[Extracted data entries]
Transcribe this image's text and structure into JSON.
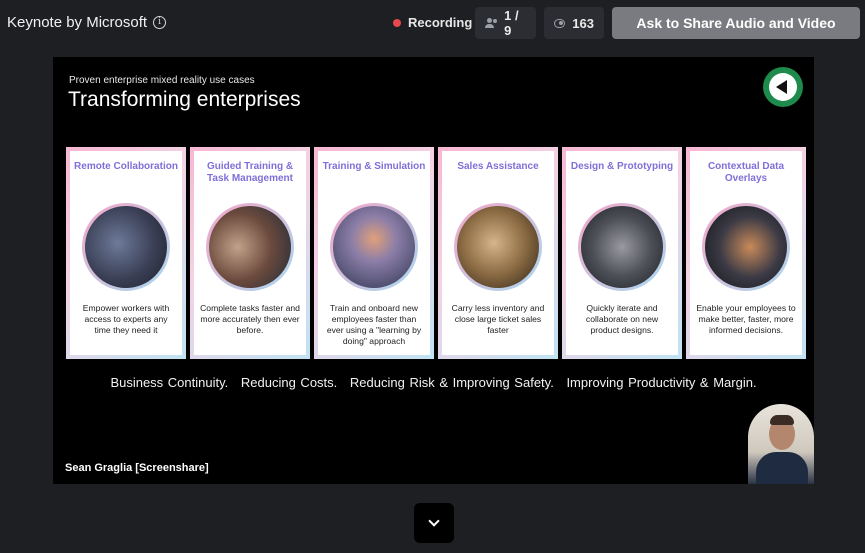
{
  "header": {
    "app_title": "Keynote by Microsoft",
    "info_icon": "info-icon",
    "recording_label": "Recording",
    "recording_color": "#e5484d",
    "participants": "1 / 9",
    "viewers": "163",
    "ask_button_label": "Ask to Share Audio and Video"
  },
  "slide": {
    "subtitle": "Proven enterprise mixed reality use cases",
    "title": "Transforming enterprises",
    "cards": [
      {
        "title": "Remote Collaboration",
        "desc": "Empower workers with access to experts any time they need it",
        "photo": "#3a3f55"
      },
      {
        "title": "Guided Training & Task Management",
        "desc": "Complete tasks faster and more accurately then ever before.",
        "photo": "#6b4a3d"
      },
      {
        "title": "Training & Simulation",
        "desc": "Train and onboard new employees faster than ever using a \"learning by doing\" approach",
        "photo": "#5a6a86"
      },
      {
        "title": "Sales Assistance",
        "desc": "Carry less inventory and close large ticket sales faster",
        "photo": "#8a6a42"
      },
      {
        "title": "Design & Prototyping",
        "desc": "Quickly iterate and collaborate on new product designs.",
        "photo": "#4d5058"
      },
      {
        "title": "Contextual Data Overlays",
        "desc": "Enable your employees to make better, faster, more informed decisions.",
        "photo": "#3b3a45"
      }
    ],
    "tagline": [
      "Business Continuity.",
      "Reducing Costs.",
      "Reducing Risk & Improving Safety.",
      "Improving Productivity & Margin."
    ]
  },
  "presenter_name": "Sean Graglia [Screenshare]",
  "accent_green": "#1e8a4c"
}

» Exercise description
Find the string "Training" in the listing and return every line that holds it.

» Task output
        "title": "Guided Training & Task Management",
        "title": "Training & Simulation",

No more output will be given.